EXERCISE INSTRUCTIONS
Print out every line, exactly as written.

RECORDS FOR THE TASK
———
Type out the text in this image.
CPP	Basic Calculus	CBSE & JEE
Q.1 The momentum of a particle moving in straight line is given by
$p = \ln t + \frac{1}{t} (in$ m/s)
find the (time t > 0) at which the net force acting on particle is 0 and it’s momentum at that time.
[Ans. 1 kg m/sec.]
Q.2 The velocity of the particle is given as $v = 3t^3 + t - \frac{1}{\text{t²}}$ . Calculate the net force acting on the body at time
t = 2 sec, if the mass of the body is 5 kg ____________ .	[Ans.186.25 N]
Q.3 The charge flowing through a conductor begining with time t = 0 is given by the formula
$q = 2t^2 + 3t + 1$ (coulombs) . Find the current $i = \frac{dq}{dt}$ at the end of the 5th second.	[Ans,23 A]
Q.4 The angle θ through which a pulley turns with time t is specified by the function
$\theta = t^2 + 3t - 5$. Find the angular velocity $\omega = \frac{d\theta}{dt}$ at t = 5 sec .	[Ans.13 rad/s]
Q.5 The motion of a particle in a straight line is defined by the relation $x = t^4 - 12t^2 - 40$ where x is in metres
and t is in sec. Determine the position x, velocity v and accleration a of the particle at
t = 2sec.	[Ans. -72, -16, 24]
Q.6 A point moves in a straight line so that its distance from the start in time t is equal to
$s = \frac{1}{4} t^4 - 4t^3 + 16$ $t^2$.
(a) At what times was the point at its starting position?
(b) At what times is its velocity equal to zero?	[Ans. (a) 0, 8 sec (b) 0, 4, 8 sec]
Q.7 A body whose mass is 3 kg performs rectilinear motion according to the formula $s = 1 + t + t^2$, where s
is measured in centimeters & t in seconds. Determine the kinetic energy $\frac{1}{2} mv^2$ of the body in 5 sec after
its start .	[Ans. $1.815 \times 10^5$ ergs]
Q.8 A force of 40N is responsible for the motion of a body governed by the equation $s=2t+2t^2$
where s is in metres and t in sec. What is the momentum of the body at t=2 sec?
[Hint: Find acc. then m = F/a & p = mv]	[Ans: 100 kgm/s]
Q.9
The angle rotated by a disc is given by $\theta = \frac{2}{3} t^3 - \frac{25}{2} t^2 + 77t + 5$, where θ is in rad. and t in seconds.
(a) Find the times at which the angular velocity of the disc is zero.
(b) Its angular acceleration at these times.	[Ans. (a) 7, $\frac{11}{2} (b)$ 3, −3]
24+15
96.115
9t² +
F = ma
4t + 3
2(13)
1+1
———
RESPONSE
Type out the text in this image.
CPP	Basic Calculus	CBSE & JEE
Q.1 The momentum of a particle moving in straight line is given by
$p = \ln t + \frac{1}{t} (in$ m/s)
find the (time t > 0) at which the net force acting on particle is 0 and it’s momentum at that time.
[Ans. 1 kg m/sec.]
Q.2 The velocity of the particle is given as $v = 3t^3 + t - \frac{1}{\text{t²}}$ . Calculate the net force acting on the body at time
t = 2 sec, if the mass of the body is 5 kg ____________ .	[Ans.186.25 N]
Q.3 The charge flowing through a conductor begining with time t = 0 is given by the formula
$q = 2t^2 + 3t + 1$ (coulombs) . Find the current $i = \frac{dq}{dt}$ at the end of the 5th second.	[Ans,23 A]
Q.4 The angle θ through which a pulley turns with time t is specified by the function
$\theta = t^2 + 3t - 5$. Find the angular velocity $\omega = \frac{d\theta}{dt}$ at t = 5 sec .	[Ans.13 rad/s]
Q.5 The motion of a particle in a straight line is defined by the relation $x = t^4 - 12t^2 - 40$ where x is in metres
and t is in sec. Determine the position x, velocity v and accleration a of the particle at
t = 2sec.	[Ans. -72, -16, 24]
Q.6 A point moves in a straight line so that its distance from the start in time t is equal to
$s = \frac{1}{4} t^4 - 4t^3 + 16$ $t^2$.
(a) At what times was the point at its starting position?
(b) At what times is its velocity equal to zero?	[Ans. (a) 0, 8 sec (b) 0, 4, 8 sec]
Q.7 A body whose mass is 3 kg performs rectilinear motion according to the formula $s = 1 + t + t^2$, where s
is measured in centimeters & t in seconds. Determine the kinetic energy $\frac{1}{2} mv^2$ of the body in 5 sec after
its start .	[Ans. $1.815 \times 10^5$ ergs]
Q.8 A force of 40N is responsible for the motion of a body governed by the equation $s=2t+2t^2$
where s is in metres and t in sec. What is the momentum of the body at t=2 sec?
[Hint: Find acc. then m = F/a & p = mv]	[Ans: 100 kgm/s]
Q.9
The angle rotated by a disc is given by $\theta = \frac{2}{3} t^3 - \frac{25}{2} t^2 + 77t + 5$, where θ is in rad. and t in seconds.
(a) Find the times at which the angular velocity of the disc is zero.
(b) Its angular acceleration at these times.	[Ans. (a) 7, $\frac{11}{2} (b)$ 3, −3]
24+15
96.115
9t² +
F = ma
4t + 3
2(13)
1+1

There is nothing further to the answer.